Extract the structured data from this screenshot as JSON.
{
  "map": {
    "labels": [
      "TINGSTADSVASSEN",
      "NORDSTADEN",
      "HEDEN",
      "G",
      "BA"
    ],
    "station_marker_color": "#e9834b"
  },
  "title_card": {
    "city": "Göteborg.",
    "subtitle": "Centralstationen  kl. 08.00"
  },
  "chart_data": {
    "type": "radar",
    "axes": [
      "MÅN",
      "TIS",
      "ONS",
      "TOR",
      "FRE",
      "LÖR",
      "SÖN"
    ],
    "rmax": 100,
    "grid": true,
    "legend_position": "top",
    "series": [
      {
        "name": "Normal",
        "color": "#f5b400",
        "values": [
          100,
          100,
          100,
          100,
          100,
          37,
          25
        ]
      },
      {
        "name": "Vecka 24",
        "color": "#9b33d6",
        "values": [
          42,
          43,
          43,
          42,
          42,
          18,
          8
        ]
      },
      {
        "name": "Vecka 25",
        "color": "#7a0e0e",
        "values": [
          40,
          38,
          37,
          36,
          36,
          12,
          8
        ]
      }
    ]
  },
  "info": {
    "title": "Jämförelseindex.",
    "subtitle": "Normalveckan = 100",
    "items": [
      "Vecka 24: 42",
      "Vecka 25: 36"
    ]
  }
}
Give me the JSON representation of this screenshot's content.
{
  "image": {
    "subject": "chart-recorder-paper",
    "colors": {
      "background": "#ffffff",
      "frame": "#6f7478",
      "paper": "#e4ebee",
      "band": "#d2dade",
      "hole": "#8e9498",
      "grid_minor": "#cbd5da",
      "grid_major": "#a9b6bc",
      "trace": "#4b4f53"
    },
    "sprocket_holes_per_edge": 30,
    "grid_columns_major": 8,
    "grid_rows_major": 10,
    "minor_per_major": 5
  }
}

*Directions for this task:* Take the entries above and transcribe them exactly.

*Solution:*
Extract the structured data from this screenshot as JSON.
{
  "map": {
    "labels": [
      "TINGSTADSVASSEN",
      "NORDSTADEN",
      "HEDEN",
      "G",
      "BA"
    ],
    "station_marker_color": "#e9834b"
  },
  "title_card": {
    "city": "Göteborg.",
    "subtitle": "Centralstationen  kl. 08.00"
  },
  "chart_data": {
    "type": "radar",
    "axes": [
      "MÅN",
      "TIS",
      "ONS",
      "TOR",
      "FRE",
      "LÖR",
      "SÖN"
    ],
    "rmax": 100,
    "grid": true,
    "legend_position": "top",
    "series": [
      {
        "name": "Normal",
        "color": "#f5b400",
        "values": [
          100,
          100,
          100,
          100,
          100,
          37,
          25
        ]
      },
      {
        "name": "Vecka 24",
        "color": "#9b33d6",
        "values": [
          42,
          43,
          43,
          42,
          42,
          18,
          8
        ]
      },
      {
        "name": "Vecka 25",
        "color": "#7a0e0e",
        "values": [
          40,
          38,
          37,
          36,
          36,
          12,
          8
        ]
      }
    ]
  },
  "info": {
    "title": "Jämförelseindex.",
    "subtitle": "Normalveckan = 100",
    "items": [
      "Vecka 24: 42",
      "Vecka 25: 36"
    ]
  }
}
Give me the JSON representation of this screenshot's content.
{
  "image": {
    "subject": "chart-recorder-paper",
    "colors": {
      "background": "#ffffff",
      "frame": "#6f7478",
      "paper": "#e4ebee",
      "band": "#d2dade",
      "hole": "#8e9498",
      "grid_minor": "#cbd5da",
      "grid_major": "#a9b6bc",
      "trace": "#4b4f53"
    },
    "sprocket_holes_per_edge": 30,
    "grid_columns_major": 8,
    "grid_rows_major": 10,
    "minor_per_major": 5
  }
}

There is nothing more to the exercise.